## BEGIN

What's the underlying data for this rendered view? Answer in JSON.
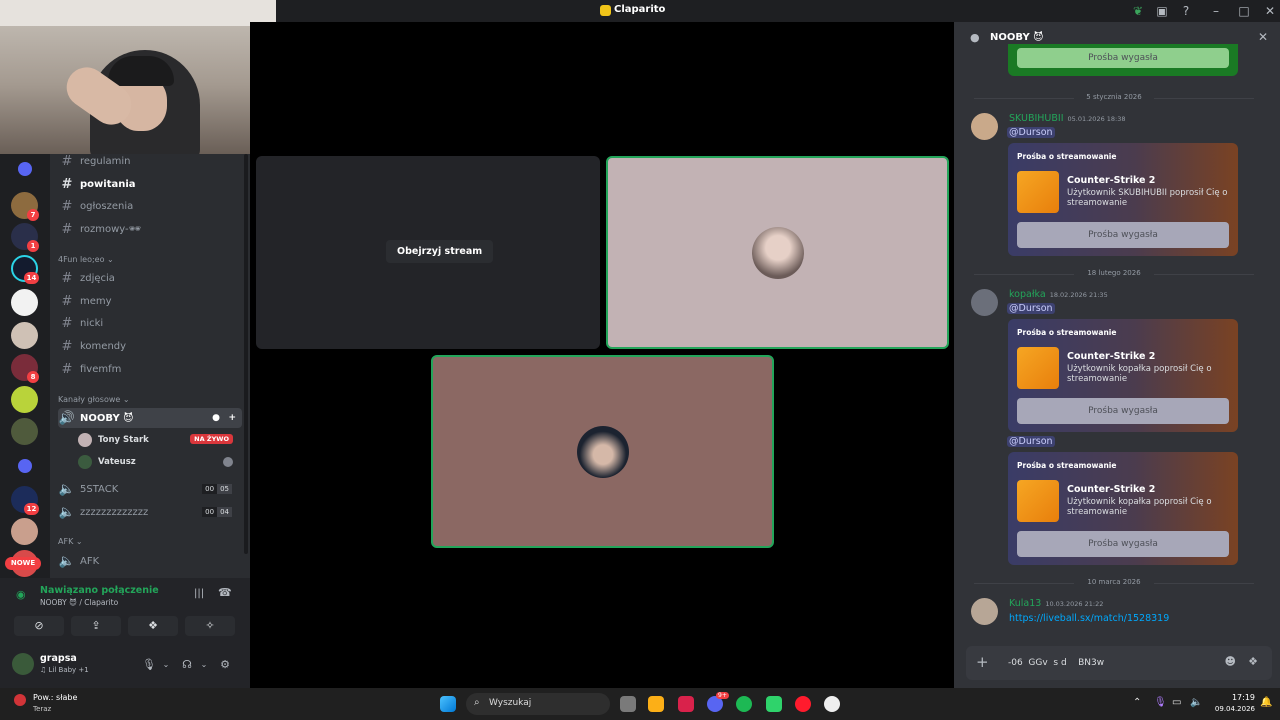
{
  "window": {
    "title": "Claparito"
  },
  "rail": {
    "badges": [
      "7",
      "1",
      "14",
      "8",
      "12"
    ],
    "nowe_label": "NOWE"
  },
  "channels": {
    "text": [
      {
        "label": "regulamin"
      },
      {
        "label": "powitania",
        "active": true
      },
      {
        "label": "ogłoszenia"
      },
      {
        "label": "rozmowy-🕶"
      }
    ],
    "cat_fun": "4Fun leo;eo",
    "fun": [
      {
        "label": "zdjęcia"
      },
      {
        "label": "memy"
      },
      {
        "label": "nicki"
      },
      {
        "label": "komendy"
      },
      {
        "label": "fivemfm"
      }
    ],
    "cat_voice": "Kanały głosowe",
    "voice": {
      "current": "NOOBY 😈",
      "members": [
        {
          "name": "Tony Stark",
          "live": "NA ŻYWO"
        },
        {
          "name": "Vateusz"
        }
      ],
      "others": [
        {
          "label": "5STACK",
          "count": [
            "00",
            "05"
          ]
        },
        {
          "label": "zzzzzzzzzzzzz",
          "count": [
            "00",
            "04"
          ]
        }
      ]
    },
    "cat_afk": "AFK",
    "afk": "AFK"
  },
  "voice_panel": {
    "status": "Nawiązano połączenie",
    "location": "NOOBY 😈 / Claparito"
  },
  "user": {
    "name": "grapsa",
    "status": "♫ Lil Baby +1"
  },
  "stage": {
    "watch_label": "Obejrzyj stream"
  },
  "chat": {
    "header": "NOOBY 😈",
    "top_button": "Prośba wygasła",
    "date1": "5 stycznia 2026",
    "msg1": {
      "author": "SKUBIHUBII",
      "time": "05.01.2026 18:38",
      "mention": "@Durson",
      "card": {
        "label": "Prośba o streamowanie",
        "game": "Counter-Strike 2",
        "desc": "Użytkownik SKUBIHUBII poprosił Cię o streamowanie",
        "button": "Prośba wygasła"
      }
    },
    "date2": "18 lutego 2026",
    "msg2": {
      "author": "kopałka",
      "time": "18.02.2026 21:35",
      "mention": "@Durson",
      "card": {
        "label": "Prośba o streamowanie",
        "game": "Counter-Strike 2",
        "desc": "Użytkownik kopałka poprosił Cię o streamowanie",
        "button": "Prośba wygasła"
      },
      "mention2": "@Durson",
      "card2": {
        "label": "Prośba o streamowanie",
        "game": "Counter-Strike 2",
        "desc": "Użytkownik kopałka poprosił Cię o streamowanie",
        "button": "Prośba wygasła"
      }
    },
    "date3": "10 marca 2026",
    "msg3": {
      "author": "Kula13",
      "time": "10.03.2026 21:22",
      "link": "https://liveball.sx/match/1528319"
    },
    "input_text": "-06  GGv  s d    BN3w"
  },
  "taskbar": {
    "search": "Wyszukaj",
    "weather_title": "Pow.: słabe",
    "weather_sub": "Teraz",
    "time": "17:19",
    "date": "09.04.2026",
    "discord_badge": "9+"
  },
  "colors": {
    "accent_green": "#23a55a",
    "red": "#f23f43",
    "blurple": "#5865f2"
  }
}
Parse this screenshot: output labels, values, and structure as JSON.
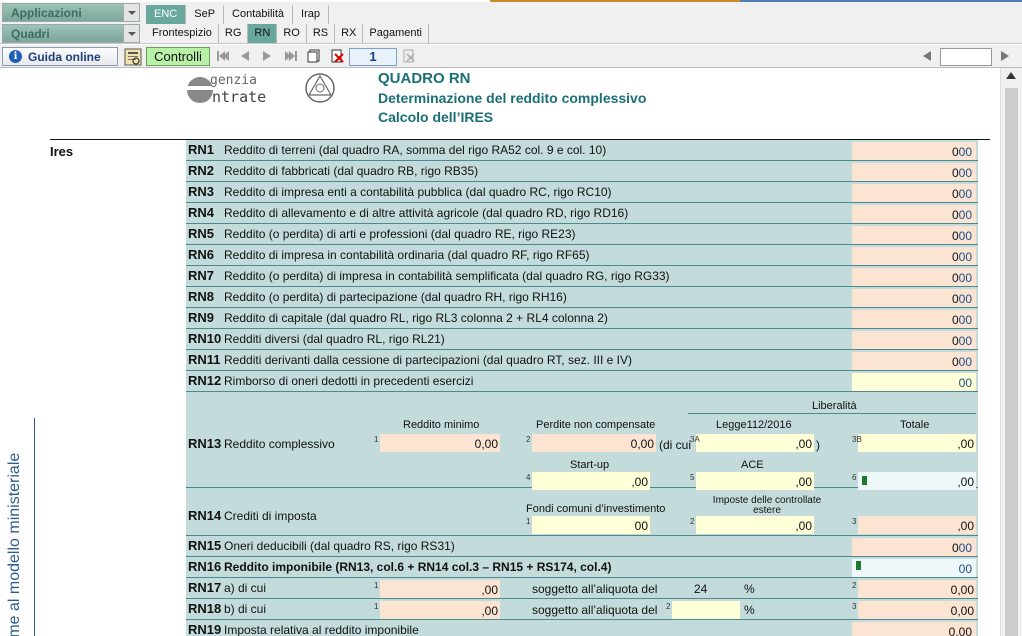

## END

WRITTEN REQUEST | Replicate the material above verbatim; images stay out of the copy.

SOLUTION TO THE PROBLEM |
What's the underlying data for this rendered view? Answer in JSON.
{
  "window": {
    "title": "Claparito"
  },
  "rail": {
    "badges": [
      "7",
      "1",
      "14",
      "8",
      "12"
    ],
    "nowe_label": "NOWE"
  },
  "channels": {
    "text": [
      {
        "label": "regulamin"
      },
      {
        "label": "powitania",
        "active": true
      },
      {
        "label": "ogłoszenia"
      },
      {
        "label": "rozmowy-🕶"
      }
    ],
    "cat_fun": "4Fun leo;eo",
    "fun": [
      {
        "label": "zdjęcia"
      },
      {
        "label": "memy"
      },
      {
        "label": "nicki"
      },
      {
        "label": "komendy"
      },
      {
        "label": "fivemfm"
      }
    ],
    "cat_voice": "Kanały głosowe",
    "voice": {
      "current": "NOOBY 😈",
      "members": [
        {
          "name": "Tony Stark",
          "live": "NA ŻYWO"
        },
        {
          "name": "Vateusz"
        }
      ],
      "others": [
        {
          "label": "5STACK",
          "count": [
            "00",
            "05"
          ]
        },
        {
          "label": "zzzzzzzzzzzzz",
          "count": [
            "00",
            "04"
          ]
        }
      ]
    },
    "cat_afk": "AFK",
    "afk": "AFK"
  },
  "voice_panel": {
    "status": "Nawiązano połączenie",
    "location": "NOOBY 😈 / Claparito"
  },
  "user": {
    "name": "grapsa",
    "status": "♫ Lil Baby +1"
  },
  "stage": {
    "watch_label": "Obejrzyj stream"
  },
  "chat": {
    "header": "NOOBY 😈",
    "top_button": "Prośba wygasła",
    "date1": "5 stycznia 2026",
    "msg1": {
      "author": "SKUBIHUBII",
      "time": "05.01.2026 18:38",
      "mention": "@Durson",
      "card": {
        "label": "Prośba o streamowanie",
        "game": "Counter-Strike 2",
        "desc": "Użytkownik SKUBIHUBII poprosił Cię o streamowanie",
        "button": "Prośba wygasła"
      }
    },
    "date2": "18 lutego 2026",
    "msg2": {
      "author": "kopałka",
      "time": "18.02.2026 21:35",
      "mention": "@Durson",
      "card": {
        "label": "Prośba o streamowanie",
        "game": "Counter-Strike 2",
        "desc": "Użytkownik kopałka poprosił Cię o streamowanie",
        "button": "Prośba wygasła"
      },
      "mention2": "@Durson",
      "card2": {
        "label": "Prośba o streamowanie",
        "game": "Counter-Strike 2",
        "desc": "Użytkownik kopałka poprosił Cię o streamowanie",
        "button": "Prośba wygasła"
      }
    },
    "date3": "10 marca 2026",
    "msg3": {
      "author": "Kula13",
      "time": "10.03.2026 21:22",
      "link": "https://liveball.sx/match/1528319"
    },
    "input_text": "-06  GGv  s d    BN3w"
  },
  "taskbar": {
    "search": "Wyszukaj",
    "weather_title": "Pow.: słabe",
    "weather_sub": "Teraz",
    "time": "17:19",
    "date": "09.04.2026",
    "discord_badge": "9+"
  },
  "colors": {
    "accent_green": "#23a55a",
    "red": "#f23f43",
    "blurple": "#5865f2"
  }
}
Parse this screenshot: output labels, values, and structure as JSON.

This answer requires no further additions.